--- START Data in this exercise ---

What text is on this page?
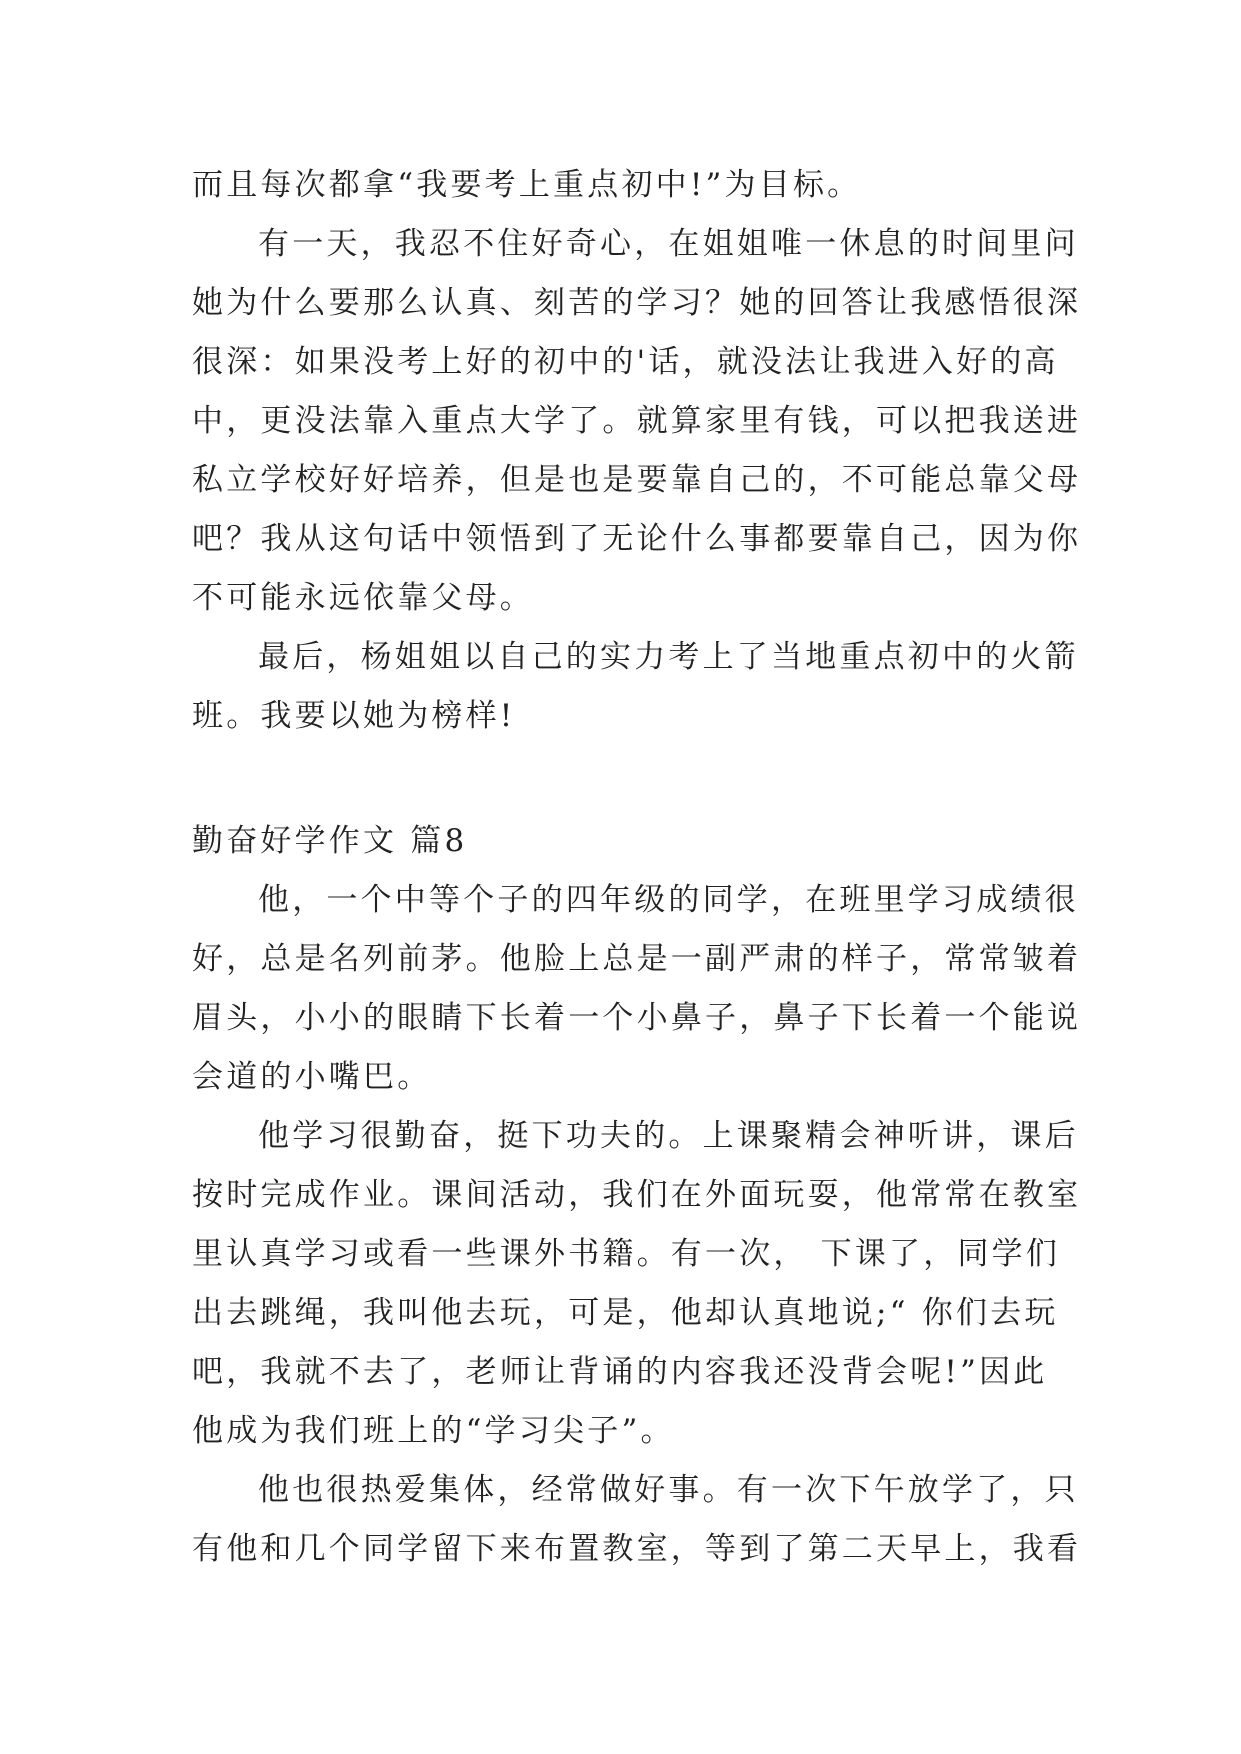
而且每次都拿“我要考上重点初中!”为目标。
有一天，我忍不住好奇心，在姐姐唯一休息的时间里问
她为什么要那么认真、刻苦的学习？她的回答让我感悟很深
很深：如果没考上好的初中的'话，就没法让我进入好的高
中，更没法靠入重点大学了。就算家里有钱，可以把我送进
私立学校好好培养，但是也是要靠自己的，不可能总靠父母
吧？我从这句话中领悟到了无论什么事都要靠自己，因为你
不可能永远依靠父母。
最后，杨姐姐以自己的实力考上了当地重点初中的火箭
班。我要以她为榜样!
勤奋好学作文 篇8
他，一个中等个子的四年级的同学，在班里学习成绩很
好，总是名列前茅。他脸上总是一副严肃的样子，常常皱着
眉头，小小的眼睛下长着一个小鼻子，鼻子下长着一个能说
会道的小嘴巴。
他学习很勤奋，挺下功夫的。上课聚精会神听讲，课后
按时完成作业。课间活动，我们在外面玩耍，他常常在教室
里认真学习或看一些课外书籍。有一次， 下课了，同学们
出去跳绳，我叫他去玩，可是，他却认真地说;“ 你们去玩
吧，我就不去了，老师让背诵的内容我还没背会呢!”因此
他成为我们班上的“学习尖子”。
他也很热爱集体，经常做好事。有一次下午放学了，只
有他和几个同学留下来布置教室，等到了第二天早上，我看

--- END Data in this exercise ---

• Stated problem:
Without the pictures, reproduce every line of the records above exactly.

• Exercise result:
What text is on this page?
而且每次都拿“我要考上重点初中!”为目标。
有一天，我忍不住好奇心，在姐姐唯一休息的时间里问
她为什么要那么认真、刻苦的学习？她的回答让我感悟很深
很深：如果没考上好的初中的'话，就没法让我进入好的高
中，更没法靠入重点大学了。就算家里有钱，可以把我送进
私立学校好好培养，但是也是要靠自己的，不可能总靠父母
吧？我从这句话中领悟到了无论什么事都要靠自己，因为你
不可能永远依靠父母。
最后，杨姐姐以自己的实力考上了当地重点初中的火箭
班。我要以她为榜样!
勤奋好学作文 篇8
他，一个中等个子的四年级的同学，在班里学习成绩很
好，总是名列前茅。他脸上总是一副严肃的样子，常常皱着
眉头，小小的眼睛下长着一个小鼻子，鼻子下长着一个能说
会道的小嘴巴。
他学习很勤奋，挺下功夫的。上课聚精会神听讲，课后
按时完成作业。课间活动，我们在外面玩耍，他常常在教室
里认真学习或看一些课外书籍。有一次， 下课了，同学们
出去跳绳，我叫他去玩，可是，他却认真地说;“ 你们去玩
吧，我就不去了，老师让背诵的内容我还没背会呢!”因此
他成为我们班上的“学习尖子”。
他也很热爱集体，经常做好事。有一次下午放学了，只
有他和几个同学留下来布置教室，等到了第二天早上，我看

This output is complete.